Reproduce the listing below in its entirety. Change nothing.

Data items:
* begin *

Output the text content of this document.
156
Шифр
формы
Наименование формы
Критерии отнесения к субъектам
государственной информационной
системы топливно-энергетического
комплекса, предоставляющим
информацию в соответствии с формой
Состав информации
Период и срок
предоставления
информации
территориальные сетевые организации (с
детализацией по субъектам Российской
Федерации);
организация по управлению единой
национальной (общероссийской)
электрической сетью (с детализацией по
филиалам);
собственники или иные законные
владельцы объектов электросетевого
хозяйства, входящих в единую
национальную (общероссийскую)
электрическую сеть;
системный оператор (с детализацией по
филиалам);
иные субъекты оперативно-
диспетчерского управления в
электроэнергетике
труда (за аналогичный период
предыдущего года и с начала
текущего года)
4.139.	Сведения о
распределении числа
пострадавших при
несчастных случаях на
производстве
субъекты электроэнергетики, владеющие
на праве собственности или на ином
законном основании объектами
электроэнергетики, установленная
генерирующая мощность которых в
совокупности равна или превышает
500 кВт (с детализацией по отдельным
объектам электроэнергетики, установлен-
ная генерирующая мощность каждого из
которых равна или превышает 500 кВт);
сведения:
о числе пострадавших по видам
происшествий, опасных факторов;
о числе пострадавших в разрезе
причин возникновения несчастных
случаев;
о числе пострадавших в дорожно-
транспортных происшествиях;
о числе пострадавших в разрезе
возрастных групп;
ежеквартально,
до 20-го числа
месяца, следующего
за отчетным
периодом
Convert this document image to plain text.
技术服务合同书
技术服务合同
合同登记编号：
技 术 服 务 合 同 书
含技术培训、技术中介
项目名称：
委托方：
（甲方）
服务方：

* end *

■ **Response for this exercise**
Output the text content of this document.
156
Шифр
формы
Наименование формы
Критерии отнесения к субъектам
государственной информационной
системы топливно-энергетического
комплекса, предоставляющим
информацию в соответствии с формой
Состав информации
Период и срок
предоставления
информации
территориальные сетевые организации (с
детализацией по субъектам Российской
Федерации);
организация по управлению единой
национальной (общероссийской)
электрической сетью (с детализацией по
филиалам);
собственники или иные законные
владельцы объектов электросетевого
хозяйства, входящих в единую
национальную (общероссийскую)
электрическую сеть;
системный оператор (с детализацией по
филиалам);
иные субъекты оперативно-
диспетчерского управления в
электроэнергетике
труда (за аналогичный период
предыдущего года и с начала
текущего года)
4.139.	Сведения о
распределении числа
пострадавших при
несчастных случаях на
производстве
субъекты электроэнергетики, владеющие
на праве собственности или на ином
законном основании объектами
электроэнергетики, установленная
генерирующая мощность которых в
совокупности равна или превышает
500 кВт (с детализацией по отдельным
объектам электроэнергетики, установлен-
ная генерирующая мощность каждого из
которых равна или превышает 500 кВт);
сведения:
о числе пострадавших по видам
происшествий, опасных факторов;
о числе пострадавших в разрезе
причин возникновения несчастных
случаев;
о числе пострадавших в дорожно-
транспортных происшествиях;
о числе пострадавших в разрезе
возрастных групп;
ежеквартально,
до 20-го числа
месяца, следующего
за отчетным
периодом
Convert this document image to plain text.
技术服务合同书
技术服务合同
合同登记编号：
技 术 服 务 合 同 书
含技术培训、技术中介
项目名称：
委托方：
（甲方）
服务方：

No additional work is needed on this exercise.